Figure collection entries
** Start **

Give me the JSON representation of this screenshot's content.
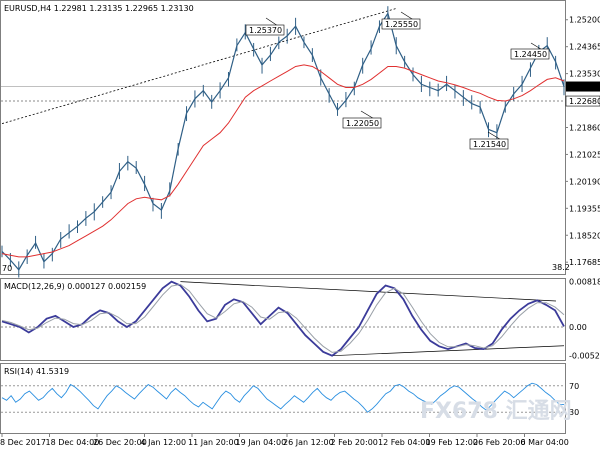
{
  "chart_data": {
    "type": "line",
    "title": "EURUSD,H4  1.22981 1.23135 1.22965 1.23130",
    "x_tick_labels": [
      "8 Dec 2017",
      "18 Dec 04:00",
      "26 Dec 20:00",
      "4 Jan 12:00",
      "11 Jan 20:00",
      "19 Jan 04:00",
      "26 Jan 12:00",
      "2 Feb 20:00",
      "12 Feb 04:00",
      "19 Feb 12:00",
      "26 Feb 20:00",
      "6 Mar 04:00"
    ],
    "price": {
      "y_tick_labels": [
        "1.25200",
        "1.24365",
        "1.23530",
        "1.22695",
        "1.21860",
        "1.21025",
        "1.20190",
        "1.19355",
        "1.18520",
        "1.17685"
      ],
      "ylim": [
        1.1735,
        1.2575
      ],
      "current_price_label": "1.23130",
      "current_price": 1.2313,
      "support_level_label": "1.22680",
      "support_level": 1.2268,
      "corner_label_left": "70",
      "corner_label_right": "38.2",
      "annotations": [
        {
          "text": "1.25370",
          "price": 1.2537
        },
        {
          "text": "1.25550",
          "price": 1.2555
        },
        {
          "text": "1.22050",
          "price": 1.2205
        },
        {
          "text": "1.24450",
          "price": 1.2445
        },
        {
          "text": "1.21540",
          "price": 1.2154
        }
      ],
      "series": [
        {
          "role": "price",
          "color": "#2f5f86",
          "values": [
            1.1802,
            1.1775,
            1.1745,
            1.179,
            1.1828,
            1.177,
            1.1795,
            1.184,
            1.186,
            1.188,
            1.1905,
            1.1925,
            1.1955,
            1.1985,
            1.205,
            1.208,
            1.206,
            1.201,
            1.195,
            1.193,
            1.199,
            1.212,
            1.223,
            1.2275,
            1.23,
            1.2265,
            1.23,
            1.234,
            1.244,
            1.248,
            1.243,
            1.238,
            1.241,
            1.245,
            1.247,
            1.25,
            1.245,
            1.241,
            1.234,
            1.229,
            1.224,
            1.227,
            1.231,
            1.238,
            1.243,
            1.25,
            1.254,
            1.244,
            1.239,
            1.235,
            1.232,
            1.231,
            1.23,
            1.232,
            1.23,
            1.228,
            1.226,
            1.225,
            1.218,
            1.217,
            1.225,
            1.229,
            1.232,
            1.237,
            1.242,
            1.244,
            1.239,
            1.2313
          ]
        },
        {
          "role": "moving-average",
          "color": "#e03030",
          "values": [
            1.1795,
            1.179,
            1.1785,
            1.1785,
            1.179,
            1.1795,
            1.18,
            1.181,
            1.182,
            1.1835,
            1.185,
            1.1865,
            1.188,
            1.19,
            1.1925,
            1.195,
            1.1965,
            1.197,
            1.1965,
            1.1962,
            1.1975,
            1.201,
            1.205,
            1.209,
            1.213,
            1.215,
            1.217,
            1.22,
            1.224,
            1.228,
            1.23,
            1.2315,
            1.233,
            1.2345,
            1.236,
            1.2375,
            1.238,
            1.2375,
            1.236,
            1.234,
            1.232,
            1.231,
            1.231,
            1.232,
            1.2335,
            1.2355,
            1.2375,
            1.2375,
            1.237,
            1.236,
            1.235,
            1.234,
            1.233,
            1.2325,
            1.2318,
            1.231,
            1.23,
            1.2292,
            1.228,
            1.227,
            1.2268,
            1.2275,
            1.2285,
            1.23,
            1.2318,
            1.2335,
            1.234,
            1.233
          ]
        }
      ]
    },
    "macd": {
      "title": "MACD(12,26,9) 0.000127 0.002159",
      "y_tick_labels": [
        "0.008182",
        "0.00",
        "-0.005223"
      ],
      "ylim": [
        -0.0058,
        0.0085
      ],
      "series": [
        {
          "role": "signal",
          "color": "#3b3b9a",
          "values": [
            0.001,
            0.0005,
            0.0,
            -0.001,
            0.0,
            0.0015,
            0.002,
            0.001,
            0.0,
            0.0005,
            0.002,
            0.003,
            0.0025,
            0.001,
            0.0,
            0.001,
            0.003,
            0.005,
            0.007,
            0.0082,
            0.0075,
            0.0055,
            0.003,
            0.001,
            0.0015,
            0.004,
            0.005,
            0.0045,
            0.0025,
            0.0005,
            0.002,
            0.0035,
            0.0025,
            0.0005,
            -0.0015,
            -0.003,
            -0.0045,
            -0.0052,
            -0.004,
            -0.002,
            0.0,
            0.003,
            0.006,
            0.0075,
            0.007,
            0.005,
            0.002,
            -0.0005,
            -0.0025,
            -0.0035,
            -0.004,
            -0.0035,
            -0.003,
            -0.0038,
            -0.004,
            -0.003,
            -0.0005,
            0.0015,
            0.003,
            0.0042,
            0.0048,
            0.004,
            0.003,
            0.0001
          ]
        },
        {
          "role": "macd-line",
          "color": "#9aa0a8",
          "values": [
            0.0012,
            0.0008,
            0.0002,
            -0.0005,
            -0.0002,
            0.0008,
            0.0016,
            0.0014,
            0.0006,
            0.0004,
            0.0012,
            0.0024,
            0.0026,
            0.0018,
            0.0006,
            0.0006,
            0.0018,
            0.0038,
            0.0058,
            0.0074,
            0.0077,
            0.0065,
            0.0044,
            0.0024,
            0.0016,
            0.0028,
            0.0042,
            0.0046,
            0.0036,
            0.0018,
            0.0014,
            0.0026,
            0.0028,
            0.0016,
            -0.0002,
            -0.002,
            -0.0035,
            -0.0046,
            -0.0044,
            -0.003,
            -0.0012,
            0.0012,
            0.004,
            0.0062,
            0.007,
            0.006,
            0.0036,
            0.001,
            -0.0012,
            -0.0028,
            -0.0036,
            -0.0036,
            -0.0032,
            -0.0034,
            -0.0038,
            -0.0034,
            -0.0018,
            0.0002,
            0.002,
            0.0034,
            0.0044,
            0.0044,
            0.0036,
            0.0022
          ]
        }
      ]
    },
    "rsi": {
      "title": "RSI(14) 41.5319",
      "y_tick_labels": [
        "70",
        "30"
      ],
      "ylim": [
        0,
        100
      ],
      "levels": [
        70,
        30
      ],
      "series": [
        {
          "role": "rsi",
          "color": "#2a8fe0",
          "values": [
            52,
            48,
            55,
            45,
            50,
            58,
            62,
            55,
            48,
            52,
            60,
            66,
            58,
            52,
            60,
            72,
            68,
            62,
            55,
            48,
            40,
            35,
            45,
            55,
            62,
            70,
            66,
            60,
            55,
            50,
            58,
            65,
            72,
            68,
            62,
            56,
            50,
            60,
            66,
            60,
            55,
            48,
            42,
            38,
            45,
            40,
            35,
            45,
            55,
            62,
            58,
            50,
            45,
            55,
            62,
            70,
            66,
            58,
            50,
            45,
            40,
            35,
            42,
            48,
            55,
            50,
            45,
            52,
            60,
            66,
            58,
            52,
            48,
            55,
            60,
            62,
            56,
            50,
            45,
            38,
            30,
            35,
            42,
            50,
            58,
            62,
            70,
            72,
            68,
            62,
            58,
            52,
            48,
            45,
            42,
            48,
            55,
            60,
            66,
            70,
            68,
            62,
            56,
            50,
            45,
            38,
            33,
            40,
            48,
            55,
            62,
            58,
            52,
            58,
            64,
            70,
            74,
            72,
            66,
            60,
            55,
            48,
            42,
            41.5
          ]
        }
      ]
    }
  },
  "watermark": {
    "text": "FX678 汇通网",
    "color": "#d7dde6"
  }
}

** End **

REQUIREMENT
In the entries above, count each line with "text"; reply with the total only.

FULL SOLUTION
6